▸ SHORT EXERCISE: Show every line where "icon" occurs.

───

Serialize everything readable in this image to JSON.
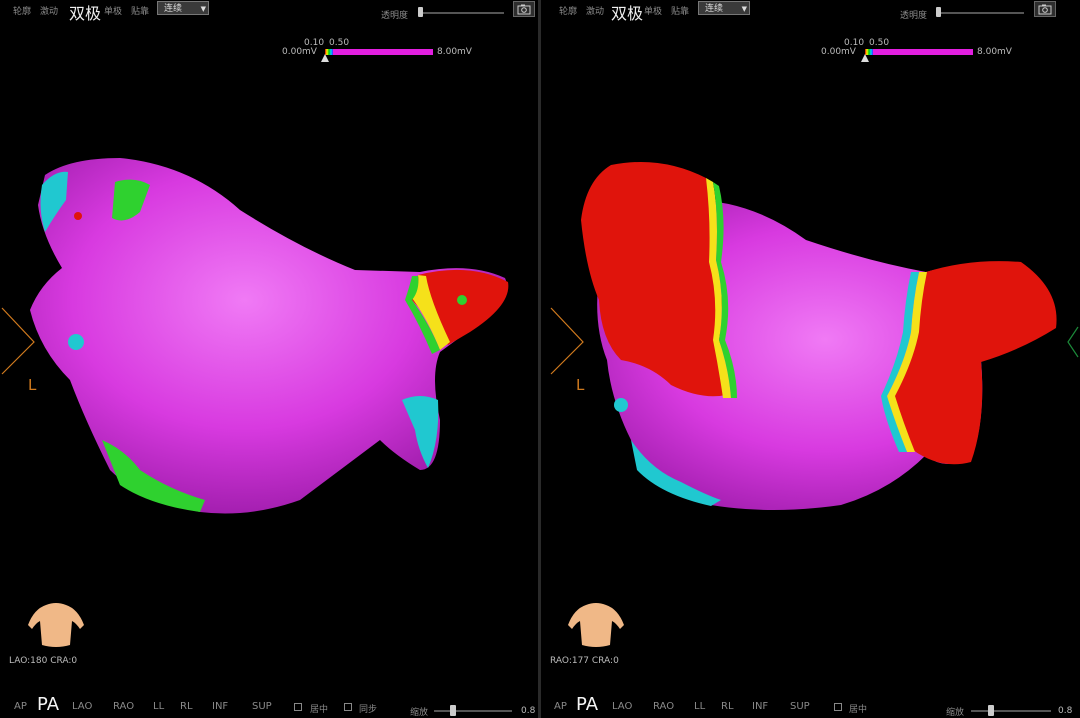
{
  "panels": [
    {
      "toolbar": {
        "items": [
          "轮廓",
          "激动",
          "双极",
          "单极",
          "贴靠"
        ],
        "active_item": "双极",
        "mode_select": "连续",
        "opacity_label": "透明度",
        "opacity_level": 0.0
      },
      "voltage_scale": {
        "tick_low": "0.10",
        "tick_high": "0.50",
        "min": "0.00mV",
        "max": "8.00mV"
      },
      "orientation_marker": "L",
      "view_readout": "LAO:180 CRA:0",
      "view_buttons": [
        "AP",
        "PA",
        "LAO",
        "RAO",
        "LL",
        "RL",
        "INF",
        "SUP"
      ],
      "active_view": "PA",
      "checkboxes": [
        "居中",
        "同步"
      ],
      "zoom_label": "缩放",
      "zoom_value": "0.8"
    },
    {
      "toolbar": {
        "items": [
          "轮廓",
          "激动",
          "双极",
          "单极",
          "贴靠"
        ],
        "active_item": "双极",
        "mode_select": "连续",
        "opacity_label": "透明度",
        "opacity_level": 0.0
      },
      "voltage_scale": {
        "tick_low": "0.10",
        "tick_high": "0.50",
        "min": "0.00mV",
        "max": "8.00mV"
      },
      "orientation_marker": "L",
      "view_readout": "RAO:177 CRA:0",
      "view_buttons": [
        "AP",
        "PA",
        "LAO",
        "RAO",
        "LL",
        "RL",
        "INF",
        "SUP"
      ],
      "active_view": "PA",
      "checkboxes": [
        "居中"
      ],
      "zoom_label": "缩放",
      "zoom_value": "0.8"
    }
  ],
  "colors": {
    "healthy": "#e23ae8",
    "scar": "#e0140c",
    "border_zone": [
      "#f5e11a",
      "#2fd12f",
      "#20c8d0",
      "#2255ee"
    ],
    "orientation": "#d07a1e",
    "right_arrow": "#1c8a3a"
  }
}
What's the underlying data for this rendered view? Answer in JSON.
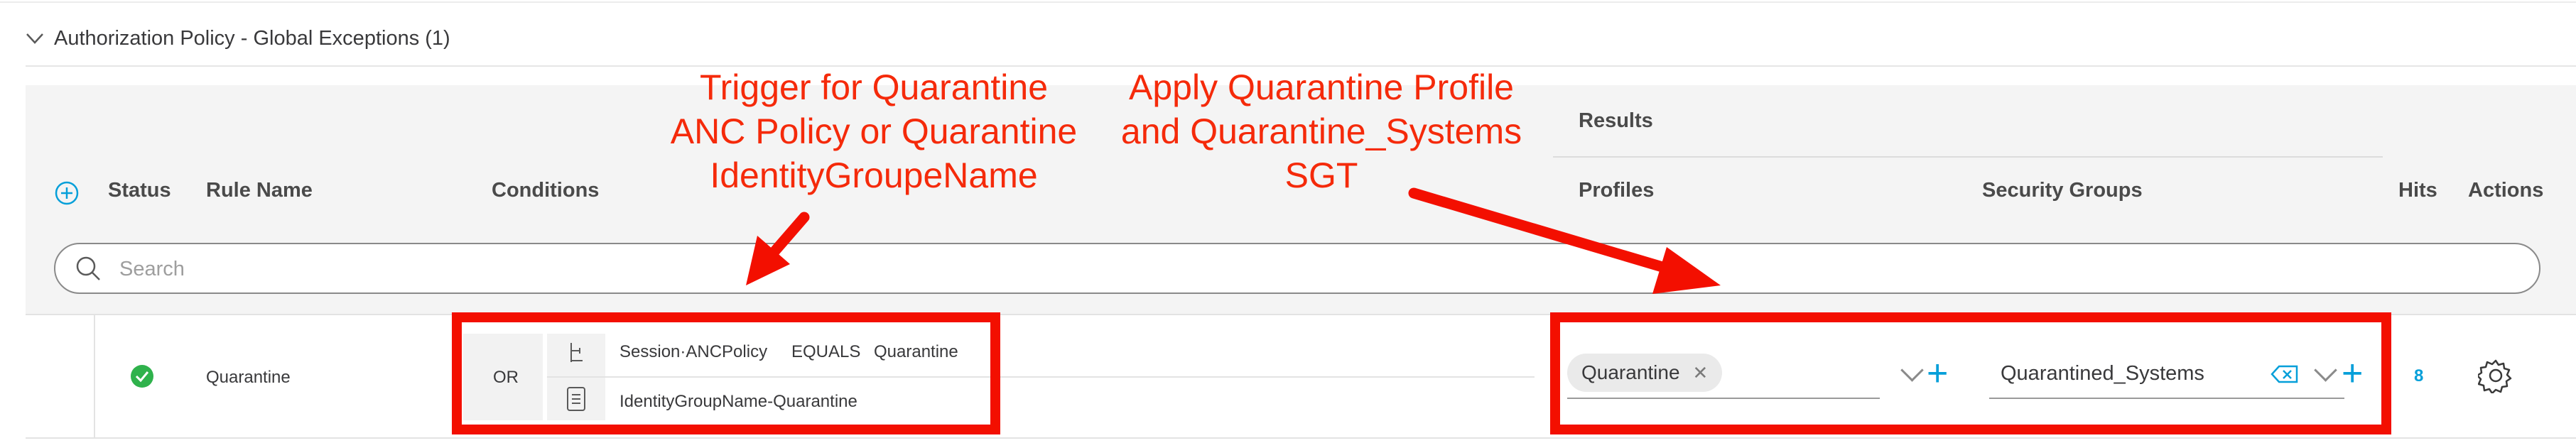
{
  "section": {
    "title": "Authorization Policy - Global Exceptions (1)"
  },
  "table": {
    "headers": {
      "status": "Status",
      "rule_name": "Rule Name",
      "conditions": "Conditions",
      "results": "Results",
      "profiles": "Profiles",
      "security_groups": "Security Groups",
      "hits": "Hits",
      "actions": "Actions"
    },
    "search_placeholder": "Search"
  },
  "rule": {
    "status": "enabled",
    "name": "Quarantine",
    "operator": "OR",
    "conditions": [
      {
        "attribute": "Session·ANCPolicy",
        "operator": "EQUALS",
        "value": "Quarantine",
        "icon": "condition-tree-icon"
      },
      {
        "attribute": "IdentityGroupName-Quarantine",
        "icon": "library-condition-icon"
      }
    ],
    "profile": "Quarantine",
    "security_group": "Quarantined_Systems",
    "hits": "8"
  },
  "annotations": {
    "conditions_note": [
      "Trigger for Quarantine",
      "ANC Policy or Quarantine",
      "IdentityGroupeName"
    ],
    "results_note": [
      "Apply Quarantine Profile",
      "and Quarantine_Systems",
      "SGT"
    ]
  },
  "colors": {
    "accent": "#049fd9",
    "status_ok": "#2fb24c",
    "annotation_red": "#f30f00",
    "header_bg": "#f4f4f4"
  }
}
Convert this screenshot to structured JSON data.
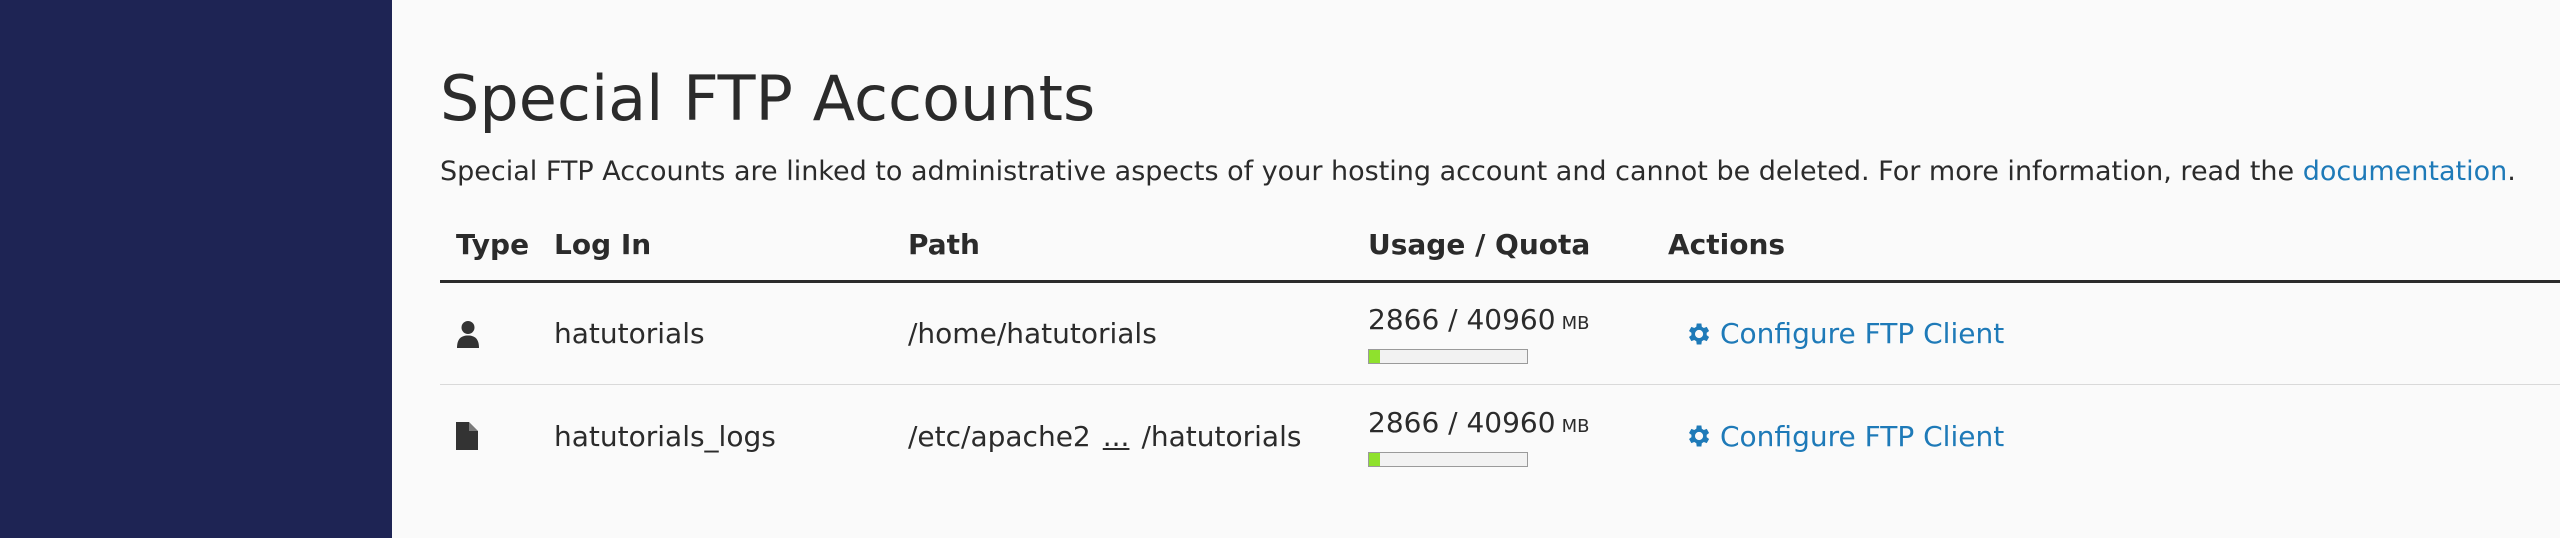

───

▸ SOLUTION FOR THIS TASK:
        "icon": "condition-tree-icon"
        "icon": "library-condition-icon"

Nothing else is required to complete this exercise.